Data extracted from a collection:
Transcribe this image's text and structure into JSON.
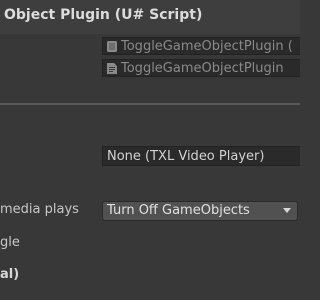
{
  "header": {
    "title": "Object Plugin (U# Script)"
  },
  "object_fields": [
    {
      "icon": "udon-program-asset-icon",
      "value": "ToggleGameObjectPlugin ("
    },
    {
      "icon": "script-file-icon",
      "value": "ToggleGameObjectPlugin"
    }
  ],
  "video_player_field": {
    "value": "None (TXL Video Player)"
  },
  "media_plays_row": {
    "label": "media plays",
    "selected": "Turn Off GameObjects"
  },
  "toggle_row": {
    "label": "gle"
  },
  "bottom_row": {
    "label": "al)"
  },
  "colors": {
    "background": "#383838",
    "header_bg": "#3e3e3e",
    "field_bg": "#2a2a2a",
    "dropdown_bg": "#515151",
    "text": "#c4c4c4"
  }
}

To be done:
Search the preceding listing for the word "ToggleGameObjectPlugin" and pull out every line that holds it.

Expected answer:
      "value": "ToggleGameObjectPlugin ("
      "value": "ToggleGameObjectPlugin"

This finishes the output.